RECORD SET >>
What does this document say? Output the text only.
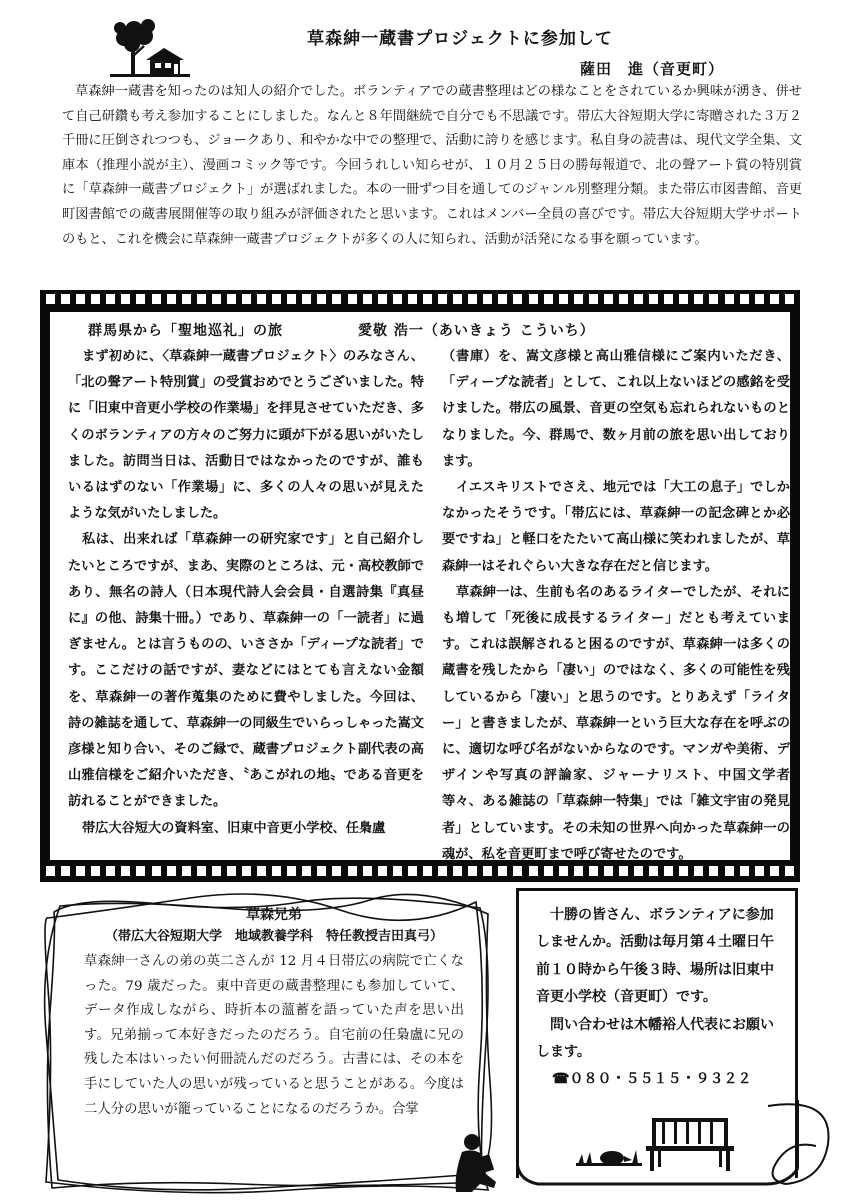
草森紳一蔵書プロジェクトに参加して
薩田　進（音更町）

草森紳一蔵書を知ったのは知人の紹介でした。ボランティアでの蔵書整理はどの様なことをされているか興味が湧き、併せて自己研鑽も考え参加することにしました。なんと８年間継続で自分でも不思議です。帯広大谷短期大学に寄贈された３万２千冊に圧倒されつつも、ジョークあり、和やかな中での整理で、活動に誇りを感じます。私自身の読書は、現代文学全集、文庫本（推理小説が主）、漫画コミック等です。今回うれしい知らせが、１０月２５日の勝毎報道で、北の聲アート賞の特別賞に「草森紳一蔵書プロジェクト」が選ばれました。本の一冊ずつ目を通してのジャンル別整理分類。また帯広市図書館、音更町図書館での蔵書展開催等の取り組みが評価されたと思います。これはメンバー全員の喜びです。帯広大谷短期大学サポートのもと、これを機会に草森紳一蔵書プロジェクトが多くの人に知られ、活動が活発になる事を願っています。

群馬県から「聖地巡礼」の旅	愛敬 浩一（あいきょう こういち）

まず初めに、〈草森紳一蔵書プロジェクト〉のみなさん、「北の聲アート特別賞」の受賞おめでとうございました。特に「旧東中音更小学校の作業場」を拝見させていただき、多くのボランティアの方々のご努力に頭が下がる思いがいたしました。訪問当日は、活動日ではなかったのですが、誰もいるはずのない「作業場」に、多くの人々の思いが見えたような気がいたしました。

私は、出来れば「草森紳一の研究家です」と自己紹介したいところですが、まあ、実際のところは、元・高校教師であり、無名の詩人（日本現代詩人会会員・自選詩集『真昼に』の他、詩集十冊。）であり、草森紳一の「一読者」に過ぎません。とは言うものの、いささか「ディープな読者」です。ここだけの話ですが、妻などにはとても言えない金額を、草森紳一の著作蒐集のために費やしました。今回は、詩の雑誌を通して、草森紳一の同級生でいらっしゃった嵩文彦様と知り合い、そのご縁で、蔵書プロジェクト副代表の高山雅信様をご紹介いただき、〝あこがれの地〟である音更を訪れることができました。

帯広大谷短大の資料室、旧東中音更小学校、任梟盧

（書庫）を、嵩文彦様と高山雅信様にご案内いただき、「ディープな読者」として、これ以上ないほどの感銘を受けました。帯広の風景、音更の空気も忘れられないものとなりました。今、群馬で、数ヶ月前の旅を思い出しております。

イエスキリストでさえ、地元では「大工の息子」でしかなかったそうです。「帯広には、草森紳一の記念碑とか必要ですね」と軽口をたたいて高山様に笑われましたが、草森紳一はそれぐらい大きな存在だと信じます。

草森紳一は、生前も名のあるライターでしたが、それにも増して「死後に成長するライター」だとも考えています。これは誤解されると困るのですが、草森紳一は多くの蔵書を残したから「凄い」のではなく、多くの可能性を残しているから「凄い」と思うのです。とりあえず「ライター」と書きましたが、草森紳一という巨大な存在を呼ぶのに、適切な呼び名がないからなのです。マンガや美術、デザインや写真の評論家、ジャーナリスト、中国文学者等々、ある雑誌の「草森紳一特集」では「雑文宇宙の発見者」としています。その未知の世界へ向かった草森紳一の魂が、私を音更町まで呼び寄せたのです。

草森兄弟

（帯広大谷短期大学　地域教養学科　特任教授吉田真弓）

草森紳一さんの弟の英二さんが 12 月４日帯広の病院で亡くなった。79 歳だった。東中音更の蔵書整理にも参加していて、データ作成しながら、時折本の薀蓄を語っていた声を思い出す。兄弟揃って本好きだったのだろう。自宅前の任梟盧に兄の残した本はいったい何冊読んだのだろう。古書には、その本を手にしていた人の思いが残っていると思うことがある。今度は二人分の思いが籠っていることになるのだろうか。合掌

十勝の皆さん、ボランティアに参加しませんか。活動は毎月第４土曜日午前１０時から午後３時、場所は旧東中音更小学校（音更町）です。

問い合わせは木幡裕人代表にお願いします。

☎０８０・５５１５・９３２２
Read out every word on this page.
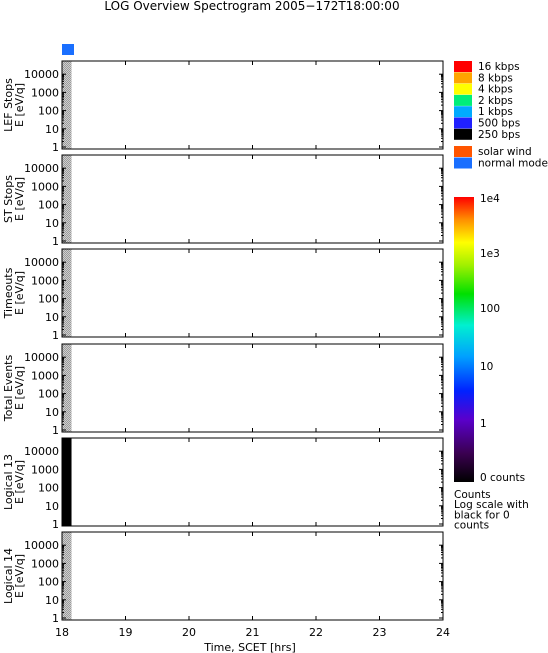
LOG Overview Spectrogram 2005−172T18:00:00
1
10
100
1000
10000
LEF Stops
E [eV/q]
1
10
100
1000
10000
ST Stops
E [eV/q]
1
10
100
1000
10000
Timeouts
E [eV/q]
1
10
100
1000
10000
Total Events
E [eV/q]
1
10
100
1000
10000
Logical 13
E [eV/q]
1
10
100
1000
10000
Logical 14
E [eV/q]
18	19	20	21	22	23	24
Time, SCET [hrs]
16 kbps
8 kbps
4 kbps
2 kbps
1 kbps
500 bps
250 bps
solar wind
normal mode
1e4
1e3
100
10
1
0 counts
Counts
Log scale with
black for 0
counts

WHAT YOU WILL DO >> Find the string "ディープな読者" in the records, then copy each line where it occurs.

REPLY TO THE EXERCISE >>
私は、出来れば「草森紳一の研究家です」と自己紹介したいところですが、まあ、実際のところは、元・高校教師であり、無名の詩人（日本現代詩人会会員・自選詩集『真昼に』の他、詩集十冊。）であり、草森紳一の「一読者」に過ぎません。とは言うものの、いささか「ディープな読者」です。ここだけの話ですが、妻などにはとても言えない金額を、草森紳一の著作蒐集のために費やしました。今回は、詩の雑誌を通して、草森紳一の同級生でいらっしゃった嵩文彦様と知り合い、そのご縁で、蔵書プロジェクト副代表の高山雅信様をご紹介いただき、〝あこがれの地〟である音更を訪れることができました。
（書庫）を、嵩文彦様と高山雅信様にご案内いただき、「ディープな読者」として、これ以上ないほどの感銘を受けました。帯広の風景、音更の空気も忘れられないものとなりました。今、群馬で、数ヶ月前の旅を思い出しております。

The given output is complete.